[Collected data]
━━━━━━━━━━━━━━━━━━━━

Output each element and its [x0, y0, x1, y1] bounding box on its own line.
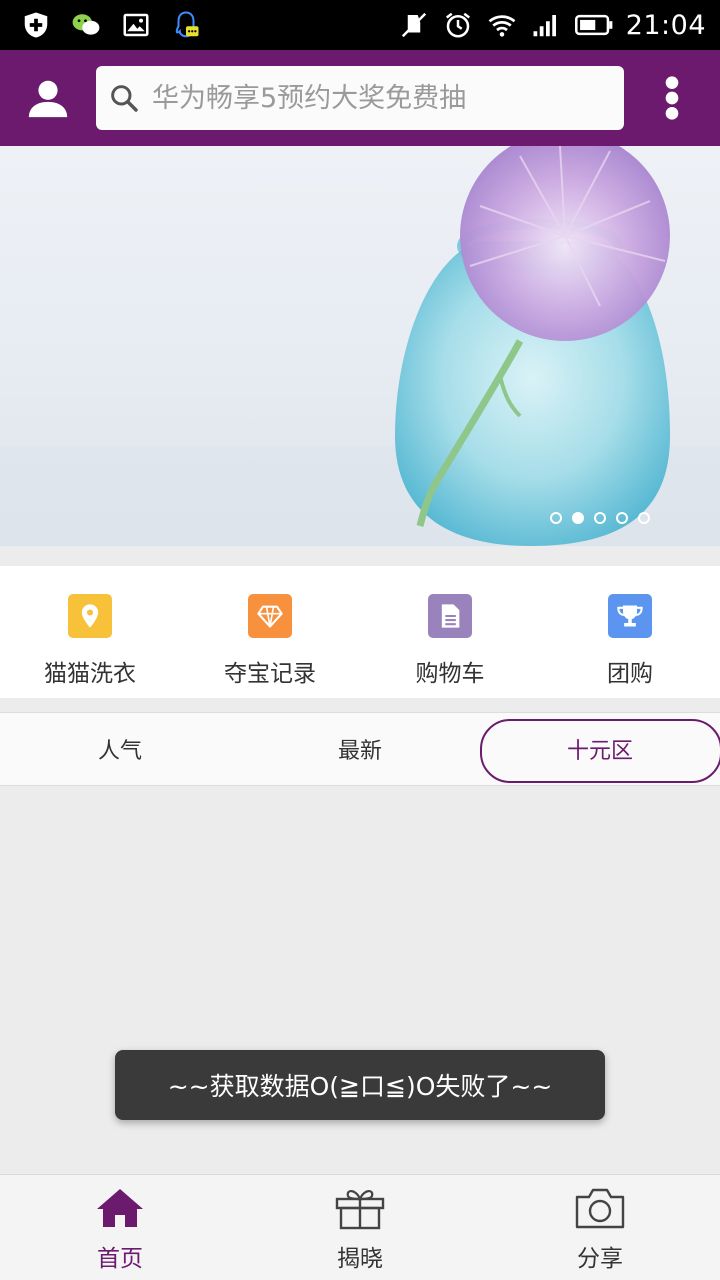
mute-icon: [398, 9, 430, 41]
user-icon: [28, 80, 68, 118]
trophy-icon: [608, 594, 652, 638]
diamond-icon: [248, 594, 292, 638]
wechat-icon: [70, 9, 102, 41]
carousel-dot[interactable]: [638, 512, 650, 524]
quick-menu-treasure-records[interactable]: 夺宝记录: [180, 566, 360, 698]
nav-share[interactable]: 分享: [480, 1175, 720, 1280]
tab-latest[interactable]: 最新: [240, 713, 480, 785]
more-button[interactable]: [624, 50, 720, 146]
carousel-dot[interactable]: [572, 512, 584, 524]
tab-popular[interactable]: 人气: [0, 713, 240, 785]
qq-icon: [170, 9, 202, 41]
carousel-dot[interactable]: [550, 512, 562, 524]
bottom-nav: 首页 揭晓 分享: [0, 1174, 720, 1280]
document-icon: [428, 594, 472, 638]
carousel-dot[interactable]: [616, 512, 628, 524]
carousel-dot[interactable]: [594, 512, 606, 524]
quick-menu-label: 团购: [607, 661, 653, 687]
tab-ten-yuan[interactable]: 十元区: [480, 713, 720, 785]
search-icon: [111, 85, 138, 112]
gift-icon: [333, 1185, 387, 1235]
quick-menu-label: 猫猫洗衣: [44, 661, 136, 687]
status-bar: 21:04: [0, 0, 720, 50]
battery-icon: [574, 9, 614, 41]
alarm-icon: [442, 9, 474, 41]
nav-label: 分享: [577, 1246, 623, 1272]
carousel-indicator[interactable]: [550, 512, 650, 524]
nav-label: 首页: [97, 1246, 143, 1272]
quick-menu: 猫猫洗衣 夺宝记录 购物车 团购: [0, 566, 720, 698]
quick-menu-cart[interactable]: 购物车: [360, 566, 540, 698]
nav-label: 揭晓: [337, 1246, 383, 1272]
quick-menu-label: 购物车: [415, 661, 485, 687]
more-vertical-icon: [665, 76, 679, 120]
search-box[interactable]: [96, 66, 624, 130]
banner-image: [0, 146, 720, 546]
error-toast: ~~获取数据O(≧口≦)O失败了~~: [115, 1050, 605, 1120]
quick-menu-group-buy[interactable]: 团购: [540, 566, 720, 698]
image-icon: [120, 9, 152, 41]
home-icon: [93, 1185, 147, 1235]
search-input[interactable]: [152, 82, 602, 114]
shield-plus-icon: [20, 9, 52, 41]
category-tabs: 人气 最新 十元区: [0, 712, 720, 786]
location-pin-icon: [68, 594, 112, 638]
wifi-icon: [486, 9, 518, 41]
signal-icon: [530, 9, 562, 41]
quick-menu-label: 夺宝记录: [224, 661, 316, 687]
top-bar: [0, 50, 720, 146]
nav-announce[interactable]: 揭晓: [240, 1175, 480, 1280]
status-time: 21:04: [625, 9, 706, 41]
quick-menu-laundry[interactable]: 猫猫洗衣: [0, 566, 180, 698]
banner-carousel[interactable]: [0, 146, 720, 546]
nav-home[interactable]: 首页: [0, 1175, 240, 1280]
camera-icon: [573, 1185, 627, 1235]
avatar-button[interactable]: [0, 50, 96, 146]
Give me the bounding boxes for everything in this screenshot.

━━━━━━━━━━━━━━━━━━━━

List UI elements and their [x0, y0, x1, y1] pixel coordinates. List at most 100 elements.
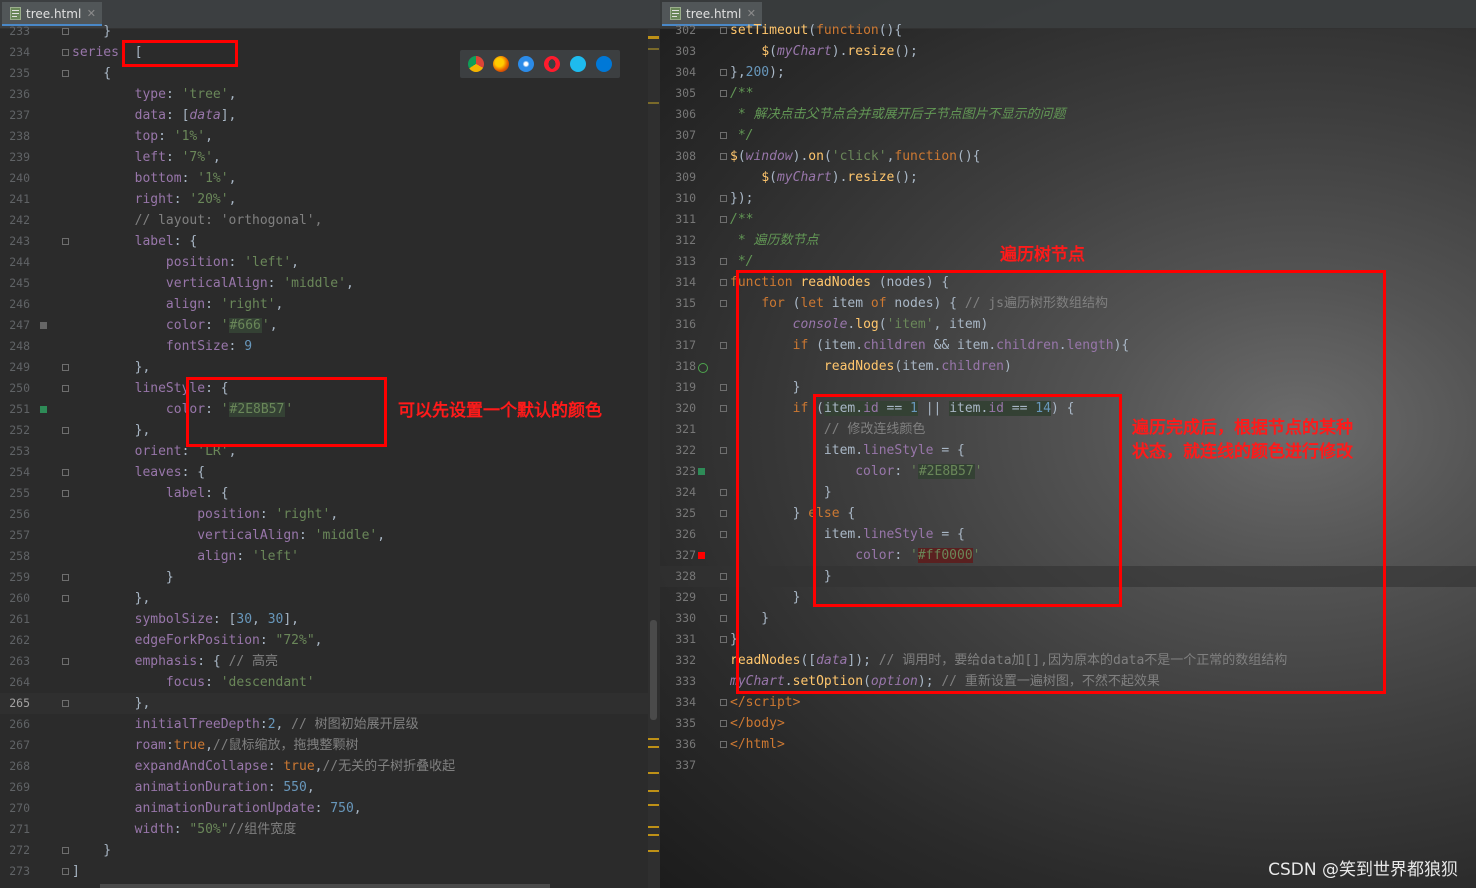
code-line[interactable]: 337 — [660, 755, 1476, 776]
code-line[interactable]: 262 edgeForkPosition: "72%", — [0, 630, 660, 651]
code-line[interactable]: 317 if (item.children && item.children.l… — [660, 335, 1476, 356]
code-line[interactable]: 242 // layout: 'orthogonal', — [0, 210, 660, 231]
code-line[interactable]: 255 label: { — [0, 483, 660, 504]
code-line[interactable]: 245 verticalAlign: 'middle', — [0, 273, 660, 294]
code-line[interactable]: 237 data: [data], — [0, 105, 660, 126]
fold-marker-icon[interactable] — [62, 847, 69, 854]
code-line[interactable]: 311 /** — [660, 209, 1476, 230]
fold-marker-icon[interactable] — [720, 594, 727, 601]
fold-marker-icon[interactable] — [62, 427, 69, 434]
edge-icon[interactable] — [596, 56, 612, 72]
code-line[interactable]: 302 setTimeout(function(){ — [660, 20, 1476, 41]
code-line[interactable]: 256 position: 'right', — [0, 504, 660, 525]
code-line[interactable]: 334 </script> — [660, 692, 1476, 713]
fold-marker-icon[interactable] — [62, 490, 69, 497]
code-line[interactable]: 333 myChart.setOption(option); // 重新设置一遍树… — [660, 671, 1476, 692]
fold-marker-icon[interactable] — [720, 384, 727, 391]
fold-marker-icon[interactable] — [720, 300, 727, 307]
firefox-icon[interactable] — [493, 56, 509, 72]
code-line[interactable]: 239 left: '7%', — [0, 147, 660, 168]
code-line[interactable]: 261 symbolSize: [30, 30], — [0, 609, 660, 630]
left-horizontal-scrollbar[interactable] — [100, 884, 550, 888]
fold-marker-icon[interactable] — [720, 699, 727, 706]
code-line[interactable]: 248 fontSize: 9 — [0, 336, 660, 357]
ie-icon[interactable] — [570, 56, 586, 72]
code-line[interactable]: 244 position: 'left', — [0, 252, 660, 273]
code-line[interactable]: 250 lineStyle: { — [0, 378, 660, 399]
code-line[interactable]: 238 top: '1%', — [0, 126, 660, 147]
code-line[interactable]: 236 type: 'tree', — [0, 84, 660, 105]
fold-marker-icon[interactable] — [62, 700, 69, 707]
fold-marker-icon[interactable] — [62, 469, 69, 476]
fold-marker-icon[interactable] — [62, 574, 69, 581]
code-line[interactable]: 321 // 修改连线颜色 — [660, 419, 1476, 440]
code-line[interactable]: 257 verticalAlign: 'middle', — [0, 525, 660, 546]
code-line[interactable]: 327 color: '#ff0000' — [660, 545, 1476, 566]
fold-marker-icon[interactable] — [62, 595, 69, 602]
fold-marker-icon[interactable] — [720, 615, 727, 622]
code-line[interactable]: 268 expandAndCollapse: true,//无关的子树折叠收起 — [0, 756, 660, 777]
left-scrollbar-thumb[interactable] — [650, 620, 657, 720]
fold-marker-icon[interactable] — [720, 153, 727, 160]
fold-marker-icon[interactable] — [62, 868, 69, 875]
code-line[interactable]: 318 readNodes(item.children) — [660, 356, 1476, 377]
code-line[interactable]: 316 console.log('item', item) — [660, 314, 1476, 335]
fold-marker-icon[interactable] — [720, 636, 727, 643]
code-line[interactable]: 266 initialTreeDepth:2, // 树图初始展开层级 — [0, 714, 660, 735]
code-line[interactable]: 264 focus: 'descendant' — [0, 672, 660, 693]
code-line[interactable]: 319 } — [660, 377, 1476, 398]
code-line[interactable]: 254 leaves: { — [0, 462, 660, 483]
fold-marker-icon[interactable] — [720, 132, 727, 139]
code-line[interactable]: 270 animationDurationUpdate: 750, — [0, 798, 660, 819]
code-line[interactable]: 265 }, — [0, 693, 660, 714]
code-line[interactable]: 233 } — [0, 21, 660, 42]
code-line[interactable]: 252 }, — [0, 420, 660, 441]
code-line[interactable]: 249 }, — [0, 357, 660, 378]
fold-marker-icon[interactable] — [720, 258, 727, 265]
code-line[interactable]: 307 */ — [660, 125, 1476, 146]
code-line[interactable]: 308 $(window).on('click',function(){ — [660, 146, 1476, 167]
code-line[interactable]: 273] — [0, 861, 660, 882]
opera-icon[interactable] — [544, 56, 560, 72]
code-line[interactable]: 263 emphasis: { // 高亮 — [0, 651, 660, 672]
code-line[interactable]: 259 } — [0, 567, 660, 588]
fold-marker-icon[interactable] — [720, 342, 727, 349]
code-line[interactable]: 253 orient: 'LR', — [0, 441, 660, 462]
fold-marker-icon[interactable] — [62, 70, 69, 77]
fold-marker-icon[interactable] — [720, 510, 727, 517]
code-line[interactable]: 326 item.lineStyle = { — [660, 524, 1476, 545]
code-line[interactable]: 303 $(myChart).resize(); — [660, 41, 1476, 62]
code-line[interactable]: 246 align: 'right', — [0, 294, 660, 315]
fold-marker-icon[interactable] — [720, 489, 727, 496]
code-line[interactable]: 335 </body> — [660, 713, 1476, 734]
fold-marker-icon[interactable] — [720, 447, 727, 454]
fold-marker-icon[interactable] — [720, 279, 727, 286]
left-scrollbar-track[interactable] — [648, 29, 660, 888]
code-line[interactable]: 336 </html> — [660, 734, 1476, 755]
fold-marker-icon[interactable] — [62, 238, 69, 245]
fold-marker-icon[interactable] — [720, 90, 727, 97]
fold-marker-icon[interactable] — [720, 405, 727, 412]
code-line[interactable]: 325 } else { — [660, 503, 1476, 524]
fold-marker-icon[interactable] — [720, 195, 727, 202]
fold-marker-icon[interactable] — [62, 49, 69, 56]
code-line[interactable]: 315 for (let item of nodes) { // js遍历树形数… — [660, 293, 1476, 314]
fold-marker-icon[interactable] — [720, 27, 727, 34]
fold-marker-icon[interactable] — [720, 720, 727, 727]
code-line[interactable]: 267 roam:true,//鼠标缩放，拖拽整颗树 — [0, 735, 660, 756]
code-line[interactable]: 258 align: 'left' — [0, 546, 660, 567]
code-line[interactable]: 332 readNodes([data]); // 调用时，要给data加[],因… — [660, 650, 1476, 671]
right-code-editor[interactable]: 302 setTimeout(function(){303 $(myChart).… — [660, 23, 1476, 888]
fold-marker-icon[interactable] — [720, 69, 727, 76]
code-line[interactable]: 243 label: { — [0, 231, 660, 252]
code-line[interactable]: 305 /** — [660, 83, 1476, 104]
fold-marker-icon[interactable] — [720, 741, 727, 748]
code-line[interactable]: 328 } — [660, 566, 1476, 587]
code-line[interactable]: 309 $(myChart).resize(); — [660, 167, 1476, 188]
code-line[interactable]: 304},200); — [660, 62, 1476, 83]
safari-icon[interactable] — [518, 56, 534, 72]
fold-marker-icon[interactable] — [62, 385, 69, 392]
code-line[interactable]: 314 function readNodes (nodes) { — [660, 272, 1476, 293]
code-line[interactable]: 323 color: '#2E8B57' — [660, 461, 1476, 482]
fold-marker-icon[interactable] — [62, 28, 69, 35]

━━━━━━━━━━━━━━━━━━━━

Required work → How many lines in the collected data contain the string "myChart"? Give only the number.

Correct response → 4